■ WORKING DATA

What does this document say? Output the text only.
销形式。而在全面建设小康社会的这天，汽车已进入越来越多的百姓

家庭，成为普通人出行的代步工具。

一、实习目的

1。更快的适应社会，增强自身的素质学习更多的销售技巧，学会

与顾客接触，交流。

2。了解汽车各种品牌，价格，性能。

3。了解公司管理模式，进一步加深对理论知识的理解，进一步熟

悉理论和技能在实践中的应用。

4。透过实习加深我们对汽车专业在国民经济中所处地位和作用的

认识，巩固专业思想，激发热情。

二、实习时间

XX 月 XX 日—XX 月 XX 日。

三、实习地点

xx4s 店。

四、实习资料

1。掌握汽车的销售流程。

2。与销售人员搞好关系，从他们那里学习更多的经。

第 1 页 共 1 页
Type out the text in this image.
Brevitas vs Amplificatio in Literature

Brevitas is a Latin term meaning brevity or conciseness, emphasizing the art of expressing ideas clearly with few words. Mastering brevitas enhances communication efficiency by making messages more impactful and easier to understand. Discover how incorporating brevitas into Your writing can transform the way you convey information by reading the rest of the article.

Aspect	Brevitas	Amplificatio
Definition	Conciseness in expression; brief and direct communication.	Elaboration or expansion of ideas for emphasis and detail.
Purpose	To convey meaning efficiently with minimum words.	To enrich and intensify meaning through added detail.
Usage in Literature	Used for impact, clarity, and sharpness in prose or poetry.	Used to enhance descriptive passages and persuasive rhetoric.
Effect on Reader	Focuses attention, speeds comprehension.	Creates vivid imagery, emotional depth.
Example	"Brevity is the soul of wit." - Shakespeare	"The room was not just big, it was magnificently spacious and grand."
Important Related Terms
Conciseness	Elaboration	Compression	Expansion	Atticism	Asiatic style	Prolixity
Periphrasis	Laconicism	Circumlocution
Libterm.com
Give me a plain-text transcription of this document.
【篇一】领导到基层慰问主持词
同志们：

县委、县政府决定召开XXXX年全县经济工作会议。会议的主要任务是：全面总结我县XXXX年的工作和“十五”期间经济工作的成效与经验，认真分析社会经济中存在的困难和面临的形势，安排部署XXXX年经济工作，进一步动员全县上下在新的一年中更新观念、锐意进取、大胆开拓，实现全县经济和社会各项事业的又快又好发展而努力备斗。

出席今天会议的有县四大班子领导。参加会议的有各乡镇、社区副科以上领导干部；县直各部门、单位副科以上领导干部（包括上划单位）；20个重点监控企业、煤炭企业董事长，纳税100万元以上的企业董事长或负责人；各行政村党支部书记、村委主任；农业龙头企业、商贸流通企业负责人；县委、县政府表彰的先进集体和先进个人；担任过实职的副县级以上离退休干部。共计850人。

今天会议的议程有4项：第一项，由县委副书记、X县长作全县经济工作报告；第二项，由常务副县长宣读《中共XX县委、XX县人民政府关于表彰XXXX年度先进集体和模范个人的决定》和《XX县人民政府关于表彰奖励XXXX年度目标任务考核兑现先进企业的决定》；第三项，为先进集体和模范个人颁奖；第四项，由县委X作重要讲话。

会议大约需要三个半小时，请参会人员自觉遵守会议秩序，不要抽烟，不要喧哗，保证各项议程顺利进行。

■ STATED EXERCISE
From the records above, extract everything verbatim.

■ EXERCISE RESPONSE
What does this document say? Output the text only.
销形式。而在全面建设小康社会的这天，汽车已进入越来越多的百姓

家庭，成为普通人出行的代步工具。

一、实习目的

1。更快的适应社会，增强自身的素质学习更多的销售技巧，学会

与顾客接触，交流。

2。了解汽车各种品牌，价格，性能。

3。了解公司管理模式，进一步加深对理论知识的理解，进一步熟

悉理论和技能在实践中的应用。

4。透过实习加深我们对汽车专业在国民经济中所处地位和作用的

认识，巩固专业思想，激发热情。

二、实习时间

XX 月 XX 日—XX 月 XX 日。

三、实习地点

xx4s 店。

四、实习资料

1。掌握汽车的销售流程。

2。与销售人员搞好关系，从他们那里学习更多的经。

第 1 页 共 1 页
Type out the text in this image.
Brevitas vs Amplificatio in Literature

Brevitas is a Latin term meaning brevity or conciseness, emphasizing the art of expressing ideas clearly with few words. Mastering brevitas enhances communication efficiency by making messages more impactful and easier to understand. Discover how incorporating brevitas into Your writing can transform the way you convey information by reading the rest of the article.

Aspect	Brevitas	Amplificatio
Definition	Conciseness in expression; brief and direct communication.	Elaboration or expansion of ideas for emphasis and detail.
Purpose	To convey meaning efficiently with minimum words.	To enrich and intensify meaning through added detail.
Usage in Literature	Used for impact, clarity, and sharpness in prose or poetry.	Used to enhance descriptive passages and persuasive rhetoric.
Effect on Reader	Focuses attention, speeds comprehension.	Creates vivid imagery, emotional depth.
Example	"Brevity is the soul of wit." - Shakespeare	"The room was not just big, it was magnificently spacious and grand."
Important Related Terms
Conciseness	Elaboration	Compression	Expansion	Atticism	Asiatic style	Prolixity
Periphrasis	Laconicism	Circumlocution
Libterm.com
Give me a plain-text transcription of this document.
【篇一】领导到基层慰问主持词
同志们：

县委、县政府决定召开XXXX年全县经济工作会议。会议的主要任务是：全面总结我县XXXX年的工作和“十五”期间经济工作的成效与经验，认真分析社会经济中存在的困难和面临的形势，安排部署XXXX年经济工作，进一步动员全县上下在新的一年中更新观念、锐意进取、大胆开拓，实现全县经济和社会各项事业的又快又好发展而努力备斗。

出席今天会议的有县四大班子领导。参加会议的有各乡镇、社区副科以上领导干部；县直各部门、单位副科以上领导干部（包括上划单位）；20个重点监控企业、煤炭企业董事长，纳税100万元以上的企业董事长或负责人；各行政村党支部书记、村委主任；农业龙头企业、商贸流通企业负责人；县委、县政府表彰的先进集体和先进个人；担任过实职的副县级以上离退休干部。共计850人。

今天会议的议程有4项：第一项，由县委副书记、X县长作全县经济工作报告；第二项，由常务副县长宣读《中共XX县委、XX县人民政府关于表彰XXXX年度先进集体和模范个人的决定》和《XX县人民政府关于表彰奖励XXXX年度目标任务考核兑现先进企业的决定》；第三项，为先进集体和模范个人颁奖；第四项，由县委X作重要讲话。

会议大约需要三个半小时，请参会人员自觉遵守会议秩序，不要抽烟，不要喧哗，保证各项议程顺利进行。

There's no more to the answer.